╭──
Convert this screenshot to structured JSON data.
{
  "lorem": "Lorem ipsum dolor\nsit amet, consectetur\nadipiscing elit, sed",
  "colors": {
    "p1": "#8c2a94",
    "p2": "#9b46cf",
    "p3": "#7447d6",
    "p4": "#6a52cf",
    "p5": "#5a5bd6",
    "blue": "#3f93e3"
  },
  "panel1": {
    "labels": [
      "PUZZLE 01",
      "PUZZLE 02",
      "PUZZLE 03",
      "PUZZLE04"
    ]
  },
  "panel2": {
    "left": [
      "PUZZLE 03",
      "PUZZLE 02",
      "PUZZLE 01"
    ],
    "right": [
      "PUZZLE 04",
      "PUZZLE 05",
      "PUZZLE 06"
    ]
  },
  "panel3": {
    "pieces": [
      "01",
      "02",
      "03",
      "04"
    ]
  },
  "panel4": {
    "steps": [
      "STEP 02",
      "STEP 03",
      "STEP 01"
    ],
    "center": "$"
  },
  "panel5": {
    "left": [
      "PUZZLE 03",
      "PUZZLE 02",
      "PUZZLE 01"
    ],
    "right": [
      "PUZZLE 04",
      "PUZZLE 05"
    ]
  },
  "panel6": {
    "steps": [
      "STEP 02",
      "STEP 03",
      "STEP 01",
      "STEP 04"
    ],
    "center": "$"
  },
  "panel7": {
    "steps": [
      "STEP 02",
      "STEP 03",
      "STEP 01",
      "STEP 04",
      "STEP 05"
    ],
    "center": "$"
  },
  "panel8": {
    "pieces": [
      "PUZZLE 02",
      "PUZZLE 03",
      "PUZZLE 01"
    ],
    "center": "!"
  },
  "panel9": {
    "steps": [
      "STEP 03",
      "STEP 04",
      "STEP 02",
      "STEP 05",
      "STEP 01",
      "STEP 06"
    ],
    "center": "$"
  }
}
╰──
Exercise brief — Print again each line of the listing above, exactly as it appears.

Expected answer —
Convert this screenshot to structured JSON data.
{
  "lorem": "Lorem ipsum dolor\nsit amet, consectetur\nadipiscing elit, sed",
  "colors": {
    "p1": "#8c2a94",
    "p2": "#9b46cf",
    "p3": "#7447d6",
    "p4": "#6a52cf",
    "p5": "#5a5bd6",
    "blue": "#3f93e3"
  },
  "panel1": {
    "labels": [
      "PUZZLE 01",
      "PUZZLE 02",
      "PUZZLE 03",
      "PUZZLE04"
    ]
  },
  "panel2": {
    "left": [
      "PUZZLE 03",
      "PUZZLE 02",
      "PUZZLE 01"
    ],
    "right": [
      "PUZZLE 04",
      "PUZZLE 05",
      "PUZZLE 06"
    ]
  },
  "panel3": {
    "pieces": [
      "01",
      "02",
      "03",
      "04"
    ]
  },
  "panel4": {
    "steps": [
      "STEP 02",
      "STEP 03",
      "STEP 01"
    ],
    "center": "$"
  },
  "panel5": {
    "left": [
      "PUZZLE 03",
      "PUZZLE 02",
      "PUZZLE 01"
    ],
    "right": [
      "PUZZLE 04",
      "PUZZLE 05"
    ]
  },
  "panel6": {
    "steps": [
      "STEP 02",
      "STEP 03",
      "STEP 01",
      "STEP 04"
    ],
    "center": "$"
  },
  "panel7": {
    "steps": [
      "STEP 02",
      "STEP 03",
      "STEP 01",
      "STEP 04",
      "STEP 05"
    ],
    "center": "$"
  },
  "panel8": {
    "pieces": [
      "PUZZLE 02",
      "PUZZLE 03",
      "PUZZLE 01"
    ],
    "center": "!"
  },
  "panel9": {
    "steps": [
      "STEP 03",
      "STEP 04",
      "STEP 02",
      "STEP 05",
      "STEP 01",
      "STEP 06"
    ],
    "center": "$"
  }
}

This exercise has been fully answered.